--- Start of Dataset excerpts ---
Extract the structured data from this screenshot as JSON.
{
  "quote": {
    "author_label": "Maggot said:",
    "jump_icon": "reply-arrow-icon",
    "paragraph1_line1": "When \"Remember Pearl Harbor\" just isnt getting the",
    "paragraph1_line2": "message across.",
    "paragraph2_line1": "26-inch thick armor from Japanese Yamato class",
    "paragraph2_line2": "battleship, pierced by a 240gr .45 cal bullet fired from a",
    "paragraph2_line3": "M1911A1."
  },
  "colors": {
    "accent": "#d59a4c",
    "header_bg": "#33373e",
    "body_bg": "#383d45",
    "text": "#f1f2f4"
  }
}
--- End of Dataset excerpts ---
- Exercise
Write out the full listing, keeping every line exactly as it is.

- Solved exercise
Extract the structured data from this screenshot as JSON.
{
  "quote": {
    "author_label": "Maggot said:",
    "jump_icon": "reply-arrow-icon",
    "paragraph1_line1": "When \"Remember Pearl Harbor\" just isnt getting the",
    "paragraph1_line2": "message across.",
    "paragraph2_line1": "26-inch thick armor from Japanese Yamato class",
    "paragraph2_line2": "battleship, pierced by a 240gr .45 cal bullet fired from a",
    "paragraph2_line3": "M1911A1."
  },
  "colors": {
    "accent": "#d59a4c",
    "header_bg": "#33373e",
    "body_bg": "#383d45",
    "text": "#f1f2f4"
  }
}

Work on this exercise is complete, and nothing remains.